→ Exercise details: Report the count of lines below that include "aesthetics", without any other text.

(Extracted records)
## start
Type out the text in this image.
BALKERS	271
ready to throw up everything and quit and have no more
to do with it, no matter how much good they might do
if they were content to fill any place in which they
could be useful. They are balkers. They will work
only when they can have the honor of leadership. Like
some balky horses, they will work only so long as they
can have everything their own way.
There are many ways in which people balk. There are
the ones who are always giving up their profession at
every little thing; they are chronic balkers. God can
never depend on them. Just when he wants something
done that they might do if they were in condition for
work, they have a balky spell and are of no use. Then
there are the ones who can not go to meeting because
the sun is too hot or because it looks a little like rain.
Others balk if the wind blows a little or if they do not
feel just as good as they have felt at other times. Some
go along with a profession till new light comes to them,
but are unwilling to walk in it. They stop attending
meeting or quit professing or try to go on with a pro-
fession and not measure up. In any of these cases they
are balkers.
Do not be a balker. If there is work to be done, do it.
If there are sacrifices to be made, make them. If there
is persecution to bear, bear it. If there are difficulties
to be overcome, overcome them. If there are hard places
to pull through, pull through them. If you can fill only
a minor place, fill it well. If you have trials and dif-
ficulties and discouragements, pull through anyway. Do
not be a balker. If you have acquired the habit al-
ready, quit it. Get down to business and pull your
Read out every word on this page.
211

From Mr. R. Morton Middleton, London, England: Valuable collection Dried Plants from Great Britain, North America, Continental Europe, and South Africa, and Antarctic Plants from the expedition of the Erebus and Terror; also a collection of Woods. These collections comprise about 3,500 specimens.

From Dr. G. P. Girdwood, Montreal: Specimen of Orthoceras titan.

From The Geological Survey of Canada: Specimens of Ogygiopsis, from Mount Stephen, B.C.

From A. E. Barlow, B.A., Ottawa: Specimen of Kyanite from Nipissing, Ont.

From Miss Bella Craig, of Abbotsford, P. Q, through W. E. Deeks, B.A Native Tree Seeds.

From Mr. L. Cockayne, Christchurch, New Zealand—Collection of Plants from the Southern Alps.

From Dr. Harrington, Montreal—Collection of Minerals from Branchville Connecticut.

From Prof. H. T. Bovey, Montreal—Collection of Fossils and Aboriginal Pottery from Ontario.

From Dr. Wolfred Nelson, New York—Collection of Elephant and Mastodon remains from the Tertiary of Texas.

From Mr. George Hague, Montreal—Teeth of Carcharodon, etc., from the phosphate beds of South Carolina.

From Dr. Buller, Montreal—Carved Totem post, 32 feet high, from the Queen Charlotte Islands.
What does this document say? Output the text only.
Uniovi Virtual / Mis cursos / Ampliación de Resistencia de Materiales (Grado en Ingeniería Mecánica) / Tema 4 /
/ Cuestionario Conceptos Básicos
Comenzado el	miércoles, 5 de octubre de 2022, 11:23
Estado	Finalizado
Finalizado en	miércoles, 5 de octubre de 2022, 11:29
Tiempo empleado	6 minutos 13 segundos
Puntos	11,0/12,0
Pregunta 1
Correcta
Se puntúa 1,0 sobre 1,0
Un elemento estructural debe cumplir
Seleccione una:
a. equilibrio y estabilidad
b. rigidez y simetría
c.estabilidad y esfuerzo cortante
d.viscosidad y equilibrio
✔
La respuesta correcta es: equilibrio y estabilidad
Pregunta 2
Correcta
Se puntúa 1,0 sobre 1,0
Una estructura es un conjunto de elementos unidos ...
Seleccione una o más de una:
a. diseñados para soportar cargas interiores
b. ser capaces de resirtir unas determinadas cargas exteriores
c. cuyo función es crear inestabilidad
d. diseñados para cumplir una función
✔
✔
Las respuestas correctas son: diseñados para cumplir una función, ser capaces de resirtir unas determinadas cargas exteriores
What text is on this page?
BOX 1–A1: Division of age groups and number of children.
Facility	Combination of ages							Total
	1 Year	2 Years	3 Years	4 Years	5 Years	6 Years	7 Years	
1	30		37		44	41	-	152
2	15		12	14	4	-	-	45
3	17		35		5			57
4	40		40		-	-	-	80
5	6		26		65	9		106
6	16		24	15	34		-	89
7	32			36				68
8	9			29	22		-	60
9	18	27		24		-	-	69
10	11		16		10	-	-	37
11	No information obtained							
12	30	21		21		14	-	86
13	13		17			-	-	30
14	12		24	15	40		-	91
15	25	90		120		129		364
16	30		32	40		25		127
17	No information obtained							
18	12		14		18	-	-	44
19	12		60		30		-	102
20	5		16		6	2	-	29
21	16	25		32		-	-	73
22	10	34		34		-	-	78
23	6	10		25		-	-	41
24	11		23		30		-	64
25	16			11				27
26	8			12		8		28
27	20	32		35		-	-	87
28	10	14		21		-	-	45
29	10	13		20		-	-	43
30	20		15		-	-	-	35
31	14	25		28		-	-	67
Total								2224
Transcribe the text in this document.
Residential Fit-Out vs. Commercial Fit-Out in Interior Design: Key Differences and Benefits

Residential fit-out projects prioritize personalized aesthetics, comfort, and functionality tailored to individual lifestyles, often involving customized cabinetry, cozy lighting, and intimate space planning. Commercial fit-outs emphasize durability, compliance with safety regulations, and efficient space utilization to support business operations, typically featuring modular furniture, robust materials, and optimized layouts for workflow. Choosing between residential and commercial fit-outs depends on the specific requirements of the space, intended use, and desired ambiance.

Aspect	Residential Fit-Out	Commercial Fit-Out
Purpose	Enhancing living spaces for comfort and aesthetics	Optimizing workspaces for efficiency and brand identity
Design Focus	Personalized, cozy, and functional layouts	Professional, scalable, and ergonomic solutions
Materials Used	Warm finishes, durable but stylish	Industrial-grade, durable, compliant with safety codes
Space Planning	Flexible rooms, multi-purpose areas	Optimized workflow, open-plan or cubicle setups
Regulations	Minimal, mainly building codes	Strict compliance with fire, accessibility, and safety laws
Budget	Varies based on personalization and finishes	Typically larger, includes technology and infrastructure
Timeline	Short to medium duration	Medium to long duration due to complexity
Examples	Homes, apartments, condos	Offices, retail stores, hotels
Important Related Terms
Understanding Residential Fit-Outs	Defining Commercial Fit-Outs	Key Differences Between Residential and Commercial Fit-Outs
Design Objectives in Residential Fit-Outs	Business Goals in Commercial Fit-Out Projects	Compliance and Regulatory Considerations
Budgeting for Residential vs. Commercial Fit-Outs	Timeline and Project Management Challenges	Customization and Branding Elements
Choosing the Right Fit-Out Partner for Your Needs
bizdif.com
## end
→ Answer for this exercise: 2